Selected excerpt »
+++

2. I realize Le Chantelier;s principle works under the assumption that the process is in equilibrium, so while something is solvating, the rate of forward rxn is NOT equal to the rate of reverse rxn... otherwise, it would be fully satured (equilibrium in which forward rxn (solvating) is equal to reverse rxn (precipitating). So how is it possible to use Le Chantelier's principle to test rxn process in non-equilibrium process as shown by the TPR statement above?

Sorry for the long post but this statement really bothers me...

Most aqueous solutions involving liquid or solid solutes will have ENDOTHERMIC heats of solution. In other words, the heat given off in the dissolving reaction is LESS than the heat required to break apart the solid.

Solute + Solvent + Heat ----> Solution (endothermic reaction)

In such cases, an increase in temperature produces an increase in solubility for solids, i.e. the reaction shifts in the endothermic direction, as predicted by La Chatalier's principle.

--------------------------------------------------------------------------------------------------------------------------

Other solutions will release thermal energy during the solution formation process. Put another way, the heat given off in the dissolving process is GREATER than the heat required to break apart the solid. These solutions are said to have an EXOTHERMIC heat of solution, e.g. Ce2(SO4)3.

Solute + Solvent ----> Solution + Heat (exothermic reaction)

+++

Records excerpted from a collection »
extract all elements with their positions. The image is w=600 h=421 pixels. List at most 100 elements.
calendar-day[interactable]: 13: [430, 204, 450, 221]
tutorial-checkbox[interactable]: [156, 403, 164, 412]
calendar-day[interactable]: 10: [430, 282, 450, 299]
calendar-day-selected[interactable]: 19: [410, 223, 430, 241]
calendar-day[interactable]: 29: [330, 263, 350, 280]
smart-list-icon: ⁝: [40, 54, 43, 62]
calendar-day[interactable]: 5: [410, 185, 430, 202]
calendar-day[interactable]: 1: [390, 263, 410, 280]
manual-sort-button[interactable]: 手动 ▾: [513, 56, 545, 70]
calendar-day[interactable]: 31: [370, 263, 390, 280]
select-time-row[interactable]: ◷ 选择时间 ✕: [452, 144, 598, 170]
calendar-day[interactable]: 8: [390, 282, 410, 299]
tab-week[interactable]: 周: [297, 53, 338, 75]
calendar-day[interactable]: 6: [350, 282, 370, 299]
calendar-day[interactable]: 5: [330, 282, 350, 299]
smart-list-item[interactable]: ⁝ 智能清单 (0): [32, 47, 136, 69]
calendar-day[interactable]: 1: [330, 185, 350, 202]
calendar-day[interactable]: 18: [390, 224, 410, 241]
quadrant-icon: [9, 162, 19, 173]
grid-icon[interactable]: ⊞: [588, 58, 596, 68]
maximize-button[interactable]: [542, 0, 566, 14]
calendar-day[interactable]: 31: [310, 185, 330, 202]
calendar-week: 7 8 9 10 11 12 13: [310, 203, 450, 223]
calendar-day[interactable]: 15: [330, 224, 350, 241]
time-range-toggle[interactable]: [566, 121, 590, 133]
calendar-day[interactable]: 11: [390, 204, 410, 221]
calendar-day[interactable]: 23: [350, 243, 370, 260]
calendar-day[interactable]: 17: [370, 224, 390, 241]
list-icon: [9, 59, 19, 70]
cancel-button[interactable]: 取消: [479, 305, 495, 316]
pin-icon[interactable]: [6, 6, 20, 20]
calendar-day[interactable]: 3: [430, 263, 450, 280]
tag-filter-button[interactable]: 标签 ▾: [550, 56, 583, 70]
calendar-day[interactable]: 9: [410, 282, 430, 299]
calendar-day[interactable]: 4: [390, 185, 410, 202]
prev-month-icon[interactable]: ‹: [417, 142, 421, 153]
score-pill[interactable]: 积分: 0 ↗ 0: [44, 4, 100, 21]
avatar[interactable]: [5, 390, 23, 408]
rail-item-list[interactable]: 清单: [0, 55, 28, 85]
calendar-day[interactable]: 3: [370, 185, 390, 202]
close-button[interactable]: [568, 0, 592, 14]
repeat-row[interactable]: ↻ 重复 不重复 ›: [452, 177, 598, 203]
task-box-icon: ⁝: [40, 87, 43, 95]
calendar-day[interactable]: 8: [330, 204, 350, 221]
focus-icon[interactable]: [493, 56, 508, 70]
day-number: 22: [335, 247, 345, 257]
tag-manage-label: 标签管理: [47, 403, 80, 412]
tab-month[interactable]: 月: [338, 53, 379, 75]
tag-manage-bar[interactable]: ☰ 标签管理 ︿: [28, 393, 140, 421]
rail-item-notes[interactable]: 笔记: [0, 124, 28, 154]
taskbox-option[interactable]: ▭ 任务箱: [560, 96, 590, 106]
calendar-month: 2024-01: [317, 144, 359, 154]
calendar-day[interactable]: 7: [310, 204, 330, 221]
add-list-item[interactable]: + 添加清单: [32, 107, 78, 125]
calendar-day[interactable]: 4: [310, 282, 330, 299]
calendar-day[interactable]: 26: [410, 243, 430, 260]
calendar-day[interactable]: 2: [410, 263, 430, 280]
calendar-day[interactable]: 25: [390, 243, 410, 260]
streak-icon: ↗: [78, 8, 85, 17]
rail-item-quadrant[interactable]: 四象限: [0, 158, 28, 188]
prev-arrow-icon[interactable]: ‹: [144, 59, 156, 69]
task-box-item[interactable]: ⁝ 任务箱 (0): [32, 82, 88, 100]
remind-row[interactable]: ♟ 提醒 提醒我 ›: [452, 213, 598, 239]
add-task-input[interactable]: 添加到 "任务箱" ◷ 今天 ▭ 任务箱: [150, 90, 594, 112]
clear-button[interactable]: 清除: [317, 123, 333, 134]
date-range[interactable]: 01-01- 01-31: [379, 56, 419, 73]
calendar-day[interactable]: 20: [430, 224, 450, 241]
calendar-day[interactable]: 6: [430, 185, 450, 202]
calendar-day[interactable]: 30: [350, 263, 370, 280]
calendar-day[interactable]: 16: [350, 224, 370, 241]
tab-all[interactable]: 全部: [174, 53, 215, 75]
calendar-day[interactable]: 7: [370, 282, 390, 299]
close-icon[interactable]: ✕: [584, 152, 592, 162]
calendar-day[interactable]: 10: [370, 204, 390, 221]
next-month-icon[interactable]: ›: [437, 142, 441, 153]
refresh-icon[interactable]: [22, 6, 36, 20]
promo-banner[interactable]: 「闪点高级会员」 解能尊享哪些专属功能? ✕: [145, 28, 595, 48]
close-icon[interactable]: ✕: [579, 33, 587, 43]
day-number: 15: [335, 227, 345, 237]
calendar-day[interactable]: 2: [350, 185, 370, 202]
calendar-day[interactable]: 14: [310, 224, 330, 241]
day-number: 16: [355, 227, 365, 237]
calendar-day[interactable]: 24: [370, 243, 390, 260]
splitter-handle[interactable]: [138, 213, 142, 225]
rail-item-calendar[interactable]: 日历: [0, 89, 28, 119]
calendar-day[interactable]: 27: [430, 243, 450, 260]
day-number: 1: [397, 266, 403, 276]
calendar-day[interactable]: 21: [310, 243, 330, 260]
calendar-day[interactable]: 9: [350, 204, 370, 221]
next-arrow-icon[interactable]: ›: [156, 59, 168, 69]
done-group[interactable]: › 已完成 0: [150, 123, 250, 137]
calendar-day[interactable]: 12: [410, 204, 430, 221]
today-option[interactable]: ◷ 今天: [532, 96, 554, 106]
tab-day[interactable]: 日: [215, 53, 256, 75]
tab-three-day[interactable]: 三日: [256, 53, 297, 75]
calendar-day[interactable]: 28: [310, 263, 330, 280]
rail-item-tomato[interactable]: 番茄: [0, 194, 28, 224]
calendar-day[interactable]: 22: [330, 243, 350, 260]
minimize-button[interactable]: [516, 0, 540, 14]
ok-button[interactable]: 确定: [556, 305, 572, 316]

+++

Short task 1 »
Answer these questions from the solubility post:
(a) Under what assumption does Le Chatelier's principle work, according to the poster?
(b) For solids with an endothermic heat of solution, what does an increase in temperature produce?
(c) Which compound is named as having an exothermic heat of solution?
Short task 2 »
Please carry the solubility post forward from its final line.
These lines have nothing to do with the solubility post.

Written reply 1 »
(a) That the process is in equilibrium.
(b) An increase in solubility.
(c) Ce2(SO4)3.

Written reply 2 »
In such cases, an increase in temperature produces a decrease in solubility, i.e. the reaction shifts in endothermic direction, as predicted by La Chatalier's principle.

------------------------------------------------------------------------------------------------------------------------

Generally speaking the solubility of a liquid or solid will increase with increasing temperature (but again, there are some exceptions to this). Gaseous solutes always have an exothermic heat of solution. Consequently, the solubility of gases decrease with increasing temperature.


Assuming I understand your second question correctly, when a solution mixture reaches equilibrium, and we add apply stress to it in the form of added heat, the equilibrim will shift to alleviate the stress and it will shift in the endothermic direction.

Post back if you have any more questions....

 

[Creightonite]

Hess's law question.

This applied for calculating the deltaG, H and Hf for the reaction. What I do not understand is that there are two basic equations:

1) deltaH=H(products) + H(reactants)

or

2) deltaH=H(products) - H(reactants)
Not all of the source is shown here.